-- Your objective --
Transcribe all the entries word for word, skipping the pictures.

-- Provided information --
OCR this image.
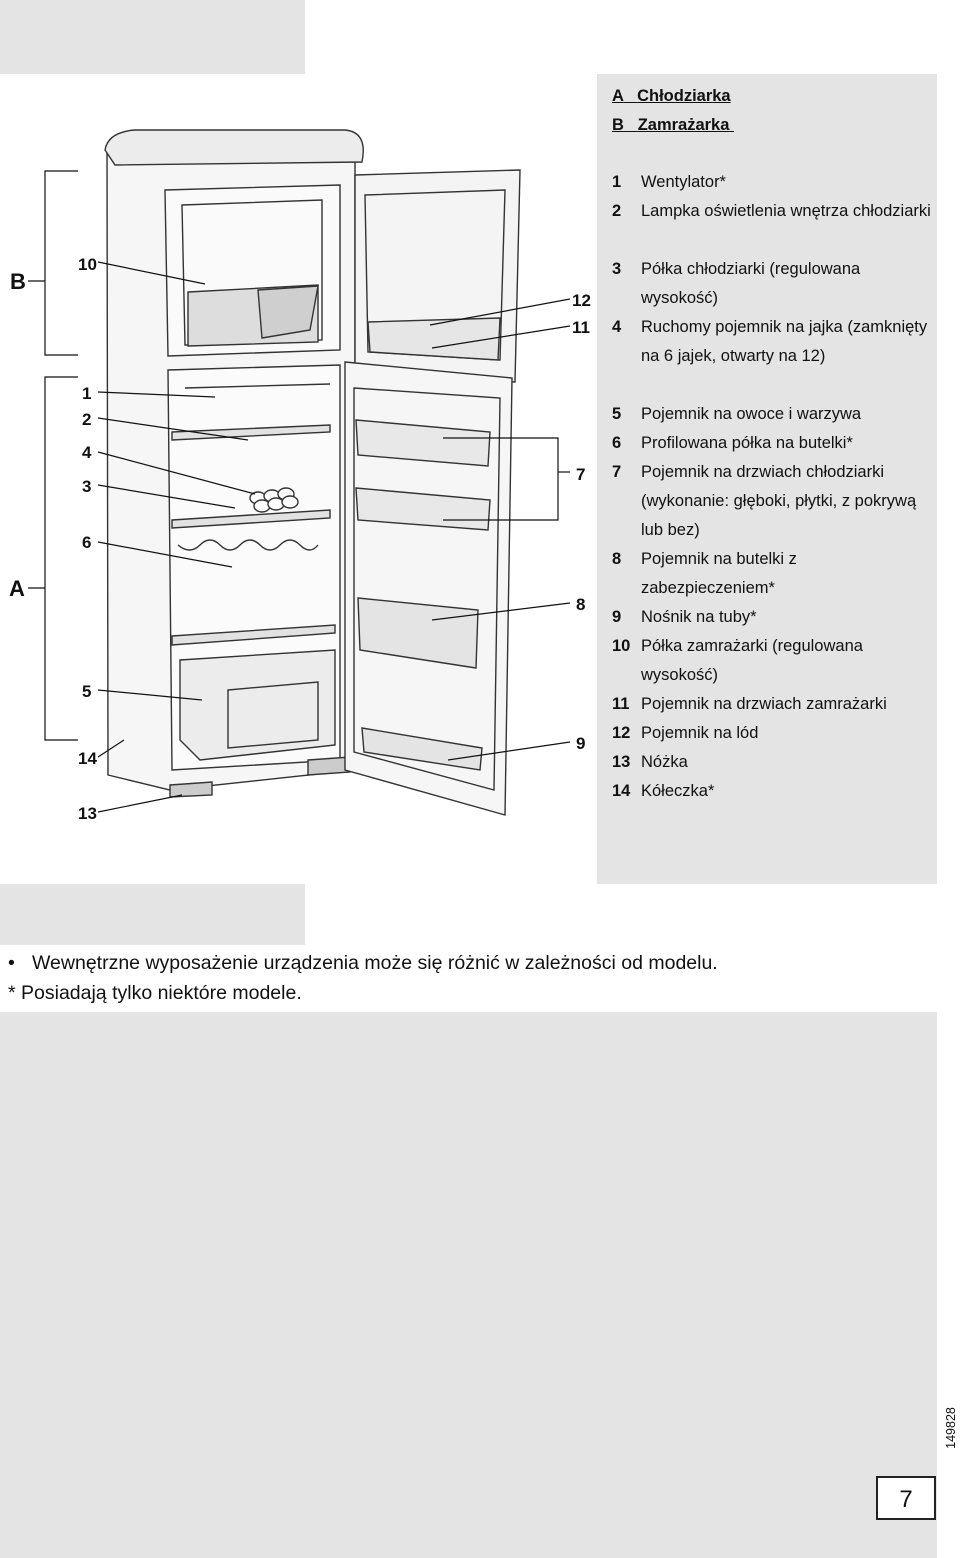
B
A
10
1
2
4
3
6
5
14
13
12
11
7
8
9
A Chłodziarka
B Zamrażarka
1	Wentylator*
2	Lampka oświetlenia wnętrza chłodziarki
3	Półka chłodziarki (regulowana wysokość)
4	Ruchomy pojemnik na jajka (zamknięty na 6 jajek, otwarty na 12)
5	Pojemnik na owoce i warzywa
6	Profilowana półka na butelki*
7	Pojemnik na drzwiach chłodziarki (wykonanie: głęboki, płytki, z pokrywą lub bez)
8	Pojemnik na butelki z zabezpieczeniem*
9	Nośnik na tuby*
10 Półka zamrażarki (regulowana wysokość)
11 Pojemnik na drzwiach zamrażarki
12 Pojemnik na lód
13 Nóżka
14 Kółeczka*
• Wewnętrzne wyposażenie urządzenia może się różnić w zależności od modelu.
* Posiadają tylko niektóre modele.
149828
7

-- Response below --
OCR this image.
B
A
10
1
2
4
3
6
5
14
13
12
11
7
8
9
A Chłodziarka
B Zamrażarka
1	Wentylator*
2	Lampka oświetlenia wnętrza chłodziarki
3	Półka chłodziarki (regulowana wysokość)
4	Ruchomy pojemnik na jajka (zamknięty na 6 jajek, otwarty na 12)
5	Pojemnik na owoce i warzywa
6	Profilowana półka na butelki*
7	Pojemnik na drzwiach chłodziarki (wykonanie: głęboki, płytki, z pokrywą lub bez)
8	Pojemnik na butelki z zabezpieczeniem*
9	Nośnik na tuby*
10 Półka zamrażarki (regulowana wysokość)
11 Pojemnik na drzwiach zamrażarki
12 Pojemnik na lód
13 Nóżka
14 Kółeczka*
• Wewnętrzne wyposażenie urządzenia może się różnić w zależności od modelu.
* Posiadają tylko niektóre modele.
149828
7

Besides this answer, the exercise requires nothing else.